■ Directions for this task: Identify every line in the records below that contains the word "苗木培育", and copy each of those lines.

■ Input for this task:
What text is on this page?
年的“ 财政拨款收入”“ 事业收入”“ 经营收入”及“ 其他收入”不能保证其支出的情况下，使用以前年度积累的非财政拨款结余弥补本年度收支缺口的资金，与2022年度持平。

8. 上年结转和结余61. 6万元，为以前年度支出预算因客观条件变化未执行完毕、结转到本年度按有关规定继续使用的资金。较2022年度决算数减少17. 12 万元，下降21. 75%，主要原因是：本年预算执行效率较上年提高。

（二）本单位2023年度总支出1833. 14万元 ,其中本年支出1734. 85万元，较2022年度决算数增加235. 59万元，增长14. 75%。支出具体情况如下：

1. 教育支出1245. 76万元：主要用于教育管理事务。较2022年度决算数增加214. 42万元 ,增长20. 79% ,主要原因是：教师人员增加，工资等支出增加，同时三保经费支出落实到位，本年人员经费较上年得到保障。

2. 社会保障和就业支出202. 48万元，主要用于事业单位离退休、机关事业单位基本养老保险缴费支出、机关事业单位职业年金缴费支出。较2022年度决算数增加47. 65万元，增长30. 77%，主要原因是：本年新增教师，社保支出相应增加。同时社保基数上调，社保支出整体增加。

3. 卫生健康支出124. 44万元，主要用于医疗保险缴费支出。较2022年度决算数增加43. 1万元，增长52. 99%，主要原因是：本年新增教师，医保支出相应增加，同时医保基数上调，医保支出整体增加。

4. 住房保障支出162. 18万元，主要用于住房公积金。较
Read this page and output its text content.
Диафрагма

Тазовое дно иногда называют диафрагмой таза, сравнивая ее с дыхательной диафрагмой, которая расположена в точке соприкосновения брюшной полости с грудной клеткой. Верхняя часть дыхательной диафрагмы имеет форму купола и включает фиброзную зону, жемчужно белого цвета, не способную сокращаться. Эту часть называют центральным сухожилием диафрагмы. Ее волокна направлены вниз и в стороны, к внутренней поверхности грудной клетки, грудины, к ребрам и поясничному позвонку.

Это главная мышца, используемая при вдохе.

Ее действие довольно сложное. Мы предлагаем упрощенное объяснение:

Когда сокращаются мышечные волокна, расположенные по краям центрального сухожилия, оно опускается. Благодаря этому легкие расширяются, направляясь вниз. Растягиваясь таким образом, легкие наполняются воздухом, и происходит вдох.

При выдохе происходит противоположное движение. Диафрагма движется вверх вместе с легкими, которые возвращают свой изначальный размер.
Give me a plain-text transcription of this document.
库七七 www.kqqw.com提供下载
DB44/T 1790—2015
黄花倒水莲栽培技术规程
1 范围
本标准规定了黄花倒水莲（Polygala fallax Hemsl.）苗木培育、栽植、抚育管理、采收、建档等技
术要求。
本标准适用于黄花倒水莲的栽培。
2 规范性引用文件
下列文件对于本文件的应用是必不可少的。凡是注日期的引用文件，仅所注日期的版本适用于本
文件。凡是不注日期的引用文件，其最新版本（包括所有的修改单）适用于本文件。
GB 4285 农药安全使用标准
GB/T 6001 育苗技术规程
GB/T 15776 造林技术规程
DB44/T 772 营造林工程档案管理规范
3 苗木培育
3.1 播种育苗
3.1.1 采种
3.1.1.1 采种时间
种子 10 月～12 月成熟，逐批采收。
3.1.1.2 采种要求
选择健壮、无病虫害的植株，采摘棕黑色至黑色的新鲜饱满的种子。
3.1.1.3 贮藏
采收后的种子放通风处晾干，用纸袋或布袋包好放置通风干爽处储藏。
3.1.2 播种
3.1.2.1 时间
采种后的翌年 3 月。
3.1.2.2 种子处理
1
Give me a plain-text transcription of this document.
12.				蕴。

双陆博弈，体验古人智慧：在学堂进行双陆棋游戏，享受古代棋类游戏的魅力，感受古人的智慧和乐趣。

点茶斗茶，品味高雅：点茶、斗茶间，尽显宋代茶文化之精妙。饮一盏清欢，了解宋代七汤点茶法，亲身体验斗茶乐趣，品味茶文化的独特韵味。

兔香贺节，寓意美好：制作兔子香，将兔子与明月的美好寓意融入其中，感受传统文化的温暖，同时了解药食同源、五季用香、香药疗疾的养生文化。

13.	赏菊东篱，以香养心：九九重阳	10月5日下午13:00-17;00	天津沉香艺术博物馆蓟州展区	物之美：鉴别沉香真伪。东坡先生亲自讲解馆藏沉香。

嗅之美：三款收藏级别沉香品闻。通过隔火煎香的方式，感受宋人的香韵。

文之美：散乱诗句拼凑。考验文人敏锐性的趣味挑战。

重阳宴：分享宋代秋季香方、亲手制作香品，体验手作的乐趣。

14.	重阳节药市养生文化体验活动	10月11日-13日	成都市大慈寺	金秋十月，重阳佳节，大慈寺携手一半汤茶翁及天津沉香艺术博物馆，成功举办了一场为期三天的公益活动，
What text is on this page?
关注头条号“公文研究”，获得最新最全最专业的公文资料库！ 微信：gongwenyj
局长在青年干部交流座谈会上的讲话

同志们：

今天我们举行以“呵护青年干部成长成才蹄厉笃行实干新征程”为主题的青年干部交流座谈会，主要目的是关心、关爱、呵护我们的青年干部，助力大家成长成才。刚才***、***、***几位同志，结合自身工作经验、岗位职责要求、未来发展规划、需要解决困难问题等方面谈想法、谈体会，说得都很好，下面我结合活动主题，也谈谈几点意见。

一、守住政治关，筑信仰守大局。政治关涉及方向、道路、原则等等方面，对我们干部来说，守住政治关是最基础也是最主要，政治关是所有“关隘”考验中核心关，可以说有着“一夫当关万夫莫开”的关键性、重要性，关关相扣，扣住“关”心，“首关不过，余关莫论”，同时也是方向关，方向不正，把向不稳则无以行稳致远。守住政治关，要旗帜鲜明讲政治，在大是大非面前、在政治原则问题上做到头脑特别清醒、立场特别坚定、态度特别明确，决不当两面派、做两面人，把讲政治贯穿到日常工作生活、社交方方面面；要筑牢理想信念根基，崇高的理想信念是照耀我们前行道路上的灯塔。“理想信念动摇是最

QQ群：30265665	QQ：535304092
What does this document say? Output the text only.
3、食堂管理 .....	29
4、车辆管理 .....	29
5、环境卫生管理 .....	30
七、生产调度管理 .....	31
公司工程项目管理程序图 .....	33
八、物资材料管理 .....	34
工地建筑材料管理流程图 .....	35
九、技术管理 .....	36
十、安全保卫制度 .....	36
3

■ Solution:
本标准规定了黄花倒水莲（Polygala fallax Hemsl.）苗木培育、栽植、抚育管理、采收、建档等技
3 苗木培育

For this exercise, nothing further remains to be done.